DATA ROWS start
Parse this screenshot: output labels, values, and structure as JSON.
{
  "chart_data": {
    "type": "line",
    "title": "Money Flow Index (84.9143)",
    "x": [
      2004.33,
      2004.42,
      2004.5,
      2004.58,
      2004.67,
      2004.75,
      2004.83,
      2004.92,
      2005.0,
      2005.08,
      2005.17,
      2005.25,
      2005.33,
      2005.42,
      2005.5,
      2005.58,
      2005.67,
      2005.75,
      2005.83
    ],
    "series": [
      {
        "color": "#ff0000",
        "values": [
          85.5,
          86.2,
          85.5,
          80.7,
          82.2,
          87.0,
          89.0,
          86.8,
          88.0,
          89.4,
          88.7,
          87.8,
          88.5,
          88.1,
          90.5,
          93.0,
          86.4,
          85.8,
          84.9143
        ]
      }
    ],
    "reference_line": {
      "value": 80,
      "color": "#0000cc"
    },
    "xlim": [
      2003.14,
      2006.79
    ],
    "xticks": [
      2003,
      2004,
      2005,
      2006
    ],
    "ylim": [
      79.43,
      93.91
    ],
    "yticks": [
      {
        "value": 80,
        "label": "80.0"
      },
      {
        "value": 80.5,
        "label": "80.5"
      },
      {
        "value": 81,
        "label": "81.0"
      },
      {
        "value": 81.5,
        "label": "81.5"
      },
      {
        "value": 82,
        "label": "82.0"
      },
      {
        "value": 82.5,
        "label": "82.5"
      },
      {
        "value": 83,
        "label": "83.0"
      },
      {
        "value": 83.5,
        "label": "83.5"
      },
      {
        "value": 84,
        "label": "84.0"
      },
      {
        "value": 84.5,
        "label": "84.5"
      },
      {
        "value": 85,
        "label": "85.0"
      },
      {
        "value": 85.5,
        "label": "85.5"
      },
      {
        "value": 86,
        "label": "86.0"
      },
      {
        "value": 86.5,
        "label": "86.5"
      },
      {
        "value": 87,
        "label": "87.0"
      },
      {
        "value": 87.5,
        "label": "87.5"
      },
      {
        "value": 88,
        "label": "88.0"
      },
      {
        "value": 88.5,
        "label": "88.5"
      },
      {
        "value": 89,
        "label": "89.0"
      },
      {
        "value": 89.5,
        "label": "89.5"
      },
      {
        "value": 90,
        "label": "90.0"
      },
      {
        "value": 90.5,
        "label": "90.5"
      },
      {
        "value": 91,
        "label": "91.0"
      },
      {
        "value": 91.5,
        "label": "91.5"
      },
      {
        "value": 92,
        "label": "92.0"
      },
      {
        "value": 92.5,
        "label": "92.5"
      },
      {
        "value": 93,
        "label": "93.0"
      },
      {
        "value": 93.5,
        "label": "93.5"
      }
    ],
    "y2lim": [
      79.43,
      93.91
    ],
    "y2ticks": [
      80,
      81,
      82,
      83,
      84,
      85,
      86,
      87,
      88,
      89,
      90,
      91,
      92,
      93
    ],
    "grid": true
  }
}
DATA ROWS end
Write out every line of the records exactly.

Parse this screenshot: output labels, values, and structure as JSON.
{
  "chart_data": {
    "type": "line",
    "title": "Money Flow Index (84.9143)",
    "x": [
      2004.33,
      2004.42,
      2004.5,
      2004.58,
      2004.67,
      2004.75,
      2004.83,
      2004.92,
      2005.0,
      2005.08,
      2005.17,
      2005.25,
      2005.33,
      2005.42,
      2005.5,
      2005.58,
      2005.67,
      2005.75,
      2005.83
    ],
    "series": [
      {
        "color": "#ff0000",
        "values": [
          85.5,
          86.2,
          85.5,
          80.7,
          82.2,
          87.0,
          89.0,
          86.8,
          88.0,
          89.4,
          88.7,
          87.8,
          88.5,
          88.1,
          90.5,
          93.0,
          86.4,
          85.8,
          84.9143
        ]
      }
    ],
    "reference_line": {
      "value": 80,
      "color": "#0000cc"
    },
    "xlim": [
      2003.14,
      2006.79
    ],
    "xticks": [
      2003,
      2004,
      2005,
      2006
    ],
    "ylim": [
      79.43,
      93.91
    ],
    "yticks": [
      {
        "value": 80,
        "label": "80.0"
      },
      {
        "value": 80.5,
        "label": "80.5"
      },
      {
        "value": 81,
        "label": "81.0"
      },
      {
        "value": 81.5,
        "label": "81.5"
      },
      {
        "value": 82,
        "label": "82.0"
      },
      {
        "value": 82.5,
        "label": "82.5"
      },
      {
        "value": 83,
        "label": "83.0"
      },
      {
        "value": 83.5,
        "label": "83.5"
      },
      {
        "value": 84,
        "label": "84.0"
      },
      {
        "value": 84.5,
        "label": "84.5"
      },
      {
        "value": 85,
        "label": "85.0"
      },
      {
        "value": 85.5,
        "label": "85.5"
      },
      {
        "value": 86,
        "label": "86.0"
      },
      {
        "value": 86.5,
        "label": "86.5"
      },
      {
        "value": 87,
        "label": "87.0"
      },
      {
        "value": 87.5,
        "label": "87.5"
      },
      {
        "value": 88,
        "label": "88.0"
      },
      {
        "value": 88.5,
        "label": "88.5"
      },
      {
        "value": 89,
        "label": "89.0"
      },
      {
        "value": 89.5,
        "label": "89.5"
      },
      {
        "value": 90,
        "label": "90.0"
      },
      {
        "value": 90.5,
        "label": "90.5"
      },
      {
        "value": 91,
        "label": "91.0"
      },
      {
        "value": 91.5,
        "label": "91.5"
      },
      {
        "value": 92,
        "label": "92.0"
      },
      {
        "value": 92.5,
        "label": "92.5"
      },
      {
        "value": 93,
        "label": "93.0"
      },
      {
        "value": 93.5,
        "label": "93.5"
      }
    ],
    "y2lim": [
      79.43,
      93.91
    ],
    "y2ticks": [
      80,
      81,
      82,
      83,
      84,
      85,
      86,
      87,
      88,
      89,
      90,
      91,
      92,
      93
    ],
    "grid": true
  }
}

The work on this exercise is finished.